[GOAL OF THE EXERCISE]: Report how many lines in the listing below include the word "Dynamic". Write nothing besides the number.
---
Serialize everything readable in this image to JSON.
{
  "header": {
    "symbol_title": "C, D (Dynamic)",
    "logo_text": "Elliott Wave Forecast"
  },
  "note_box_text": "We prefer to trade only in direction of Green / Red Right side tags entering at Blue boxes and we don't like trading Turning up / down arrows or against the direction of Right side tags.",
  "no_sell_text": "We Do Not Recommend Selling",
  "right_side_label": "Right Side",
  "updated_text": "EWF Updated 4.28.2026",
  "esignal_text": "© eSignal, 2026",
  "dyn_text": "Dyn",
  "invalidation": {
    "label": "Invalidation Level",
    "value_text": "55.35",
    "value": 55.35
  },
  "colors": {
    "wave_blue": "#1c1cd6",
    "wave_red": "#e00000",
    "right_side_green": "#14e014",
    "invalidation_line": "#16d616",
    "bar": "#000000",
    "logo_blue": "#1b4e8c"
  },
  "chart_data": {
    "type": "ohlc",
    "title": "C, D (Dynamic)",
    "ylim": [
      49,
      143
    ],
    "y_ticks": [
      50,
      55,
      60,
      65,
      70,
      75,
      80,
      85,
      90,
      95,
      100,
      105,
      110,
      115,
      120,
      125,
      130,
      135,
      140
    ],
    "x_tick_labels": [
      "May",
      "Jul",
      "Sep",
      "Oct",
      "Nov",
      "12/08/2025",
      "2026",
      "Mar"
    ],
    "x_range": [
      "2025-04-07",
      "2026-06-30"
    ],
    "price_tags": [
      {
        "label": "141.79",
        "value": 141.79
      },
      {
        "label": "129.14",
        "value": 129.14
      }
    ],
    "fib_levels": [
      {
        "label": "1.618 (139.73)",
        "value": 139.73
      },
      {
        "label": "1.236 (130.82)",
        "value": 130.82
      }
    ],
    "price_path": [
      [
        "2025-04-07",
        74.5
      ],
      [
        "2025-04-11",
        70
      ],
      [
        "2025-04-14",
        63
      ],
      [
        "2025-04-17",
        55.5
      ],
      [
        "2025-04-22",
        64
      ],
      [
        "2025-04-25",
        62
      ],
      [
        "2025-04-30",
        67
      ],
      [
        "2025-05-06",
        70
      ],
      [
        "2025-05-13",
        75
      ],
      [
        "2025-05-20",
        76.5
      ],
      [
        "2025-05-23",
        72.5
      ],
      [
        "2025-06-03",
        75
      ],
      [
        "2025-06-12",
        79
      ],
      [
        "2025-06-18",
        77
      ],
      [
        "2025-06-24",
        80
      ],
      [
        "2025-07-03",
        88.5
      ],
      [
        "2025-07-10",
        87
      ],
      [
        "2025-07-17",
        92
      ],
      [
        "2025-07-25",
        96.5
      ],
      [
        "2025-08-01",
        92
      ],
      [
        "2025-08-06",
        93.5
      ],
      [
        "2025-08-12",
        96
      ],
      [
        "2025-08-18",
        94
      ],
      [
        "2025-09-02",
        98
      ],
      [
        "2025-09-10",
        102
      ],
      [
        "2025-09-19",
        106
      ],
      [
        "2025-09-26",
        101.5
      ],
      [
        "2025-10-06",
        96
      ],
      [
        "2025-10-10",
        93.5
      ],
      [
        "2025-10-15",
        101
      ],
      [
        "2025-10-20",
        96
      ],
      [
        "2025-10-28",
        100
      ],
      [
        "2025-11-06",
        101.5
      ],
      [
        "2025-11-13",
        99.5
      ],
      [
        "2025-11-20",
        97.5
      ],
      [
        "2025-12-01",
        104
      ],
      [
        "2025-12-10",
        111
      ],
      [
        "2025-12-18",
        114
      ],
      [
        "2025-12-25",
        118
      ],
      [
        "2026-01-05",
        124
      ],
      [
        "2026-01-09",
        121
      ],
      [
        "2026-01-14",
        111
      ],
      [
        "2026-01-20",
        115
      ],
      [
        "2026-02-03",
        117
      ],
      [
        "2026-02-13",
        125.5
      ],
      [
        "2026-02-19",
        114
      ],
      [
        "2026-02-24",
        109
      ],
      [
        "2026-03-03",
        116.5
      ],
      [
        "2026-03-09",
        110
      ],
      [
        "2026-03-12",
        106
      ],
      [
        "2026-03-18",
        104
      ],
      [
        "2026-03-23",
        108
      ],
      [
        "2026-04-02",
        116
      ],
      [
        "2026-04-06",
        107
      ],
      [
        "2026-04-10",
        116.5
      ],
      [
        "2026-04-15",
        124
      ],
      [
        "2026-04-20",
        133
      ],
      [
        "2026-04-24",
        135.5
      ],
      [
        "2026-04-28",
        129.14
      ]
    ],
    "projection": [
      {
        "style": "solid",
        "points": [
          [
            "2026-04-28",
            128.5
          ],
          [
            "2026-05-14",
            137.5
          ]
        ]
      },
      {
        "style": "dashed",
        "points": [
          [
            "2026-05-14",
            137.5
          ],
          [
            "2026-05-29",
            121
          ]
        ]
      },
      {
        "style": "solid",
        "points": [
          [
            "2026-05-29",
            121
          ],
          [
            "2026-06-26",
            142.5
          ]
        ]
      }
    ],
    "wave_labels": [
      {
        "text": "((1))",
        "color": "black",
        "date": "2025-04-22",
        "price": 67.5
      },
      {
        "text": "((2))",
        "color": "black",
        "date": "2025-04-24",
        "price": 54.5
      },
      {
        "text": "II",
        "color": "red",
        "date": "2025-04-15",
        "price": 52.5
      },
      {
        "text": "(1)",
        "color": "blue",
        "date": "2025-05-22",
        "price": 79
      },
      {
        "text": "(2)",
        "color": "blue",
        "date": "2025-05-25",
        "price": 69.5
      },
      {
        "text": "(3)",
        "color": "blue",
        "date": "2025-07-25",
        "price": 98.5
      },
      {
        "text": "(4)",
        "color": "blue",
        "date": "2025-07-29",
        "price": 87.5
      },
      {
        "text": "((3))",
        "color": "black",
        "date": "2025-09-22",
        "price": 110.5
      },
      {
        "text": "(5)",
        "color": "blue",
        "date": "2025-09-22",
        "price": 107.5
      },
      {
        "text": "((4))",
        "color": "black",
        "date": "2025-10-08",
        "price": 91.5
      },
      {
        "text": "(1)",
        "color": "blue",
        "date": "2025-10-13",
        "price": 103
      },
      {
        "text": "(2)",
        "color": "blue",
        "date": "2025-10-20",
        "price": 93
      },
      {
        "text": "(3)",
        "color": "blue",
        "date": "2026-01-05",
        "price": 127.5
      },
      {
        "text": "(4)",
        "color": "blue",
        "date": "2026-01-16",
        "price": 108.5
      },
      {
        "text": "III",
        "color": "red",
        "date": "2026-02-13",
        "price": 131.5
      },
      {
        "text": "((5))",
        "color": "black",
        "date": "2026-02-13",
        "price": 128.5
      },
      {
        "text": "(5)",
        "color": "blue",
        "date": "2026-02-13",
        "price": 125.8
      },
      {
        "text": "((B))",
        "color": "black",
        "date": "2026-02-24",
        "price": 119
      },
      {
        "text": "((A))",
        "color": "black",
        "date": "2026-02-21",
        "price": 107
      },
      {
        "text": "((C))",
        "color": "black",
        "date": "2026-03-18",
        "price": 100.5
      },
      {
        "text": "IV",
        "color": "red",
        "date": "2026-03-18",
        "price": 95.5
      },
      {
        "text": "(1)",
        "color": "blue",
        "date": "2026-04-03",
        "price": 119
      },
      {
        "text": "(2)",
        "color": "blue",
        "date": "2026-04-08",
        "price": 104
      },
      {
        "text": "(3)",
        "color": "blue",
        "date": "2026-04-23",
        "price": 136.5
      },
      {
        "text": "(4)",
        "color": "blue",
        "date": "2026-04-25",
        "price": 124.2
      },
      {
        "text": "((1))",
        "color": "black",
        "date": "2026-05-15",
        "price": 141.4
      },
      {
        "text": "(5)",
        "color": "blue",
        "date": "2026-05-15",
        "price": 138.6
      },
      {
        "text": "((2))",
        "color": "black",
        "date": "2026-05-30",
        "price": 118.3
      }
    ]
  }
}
---
[RIGHT ANSWER]: 2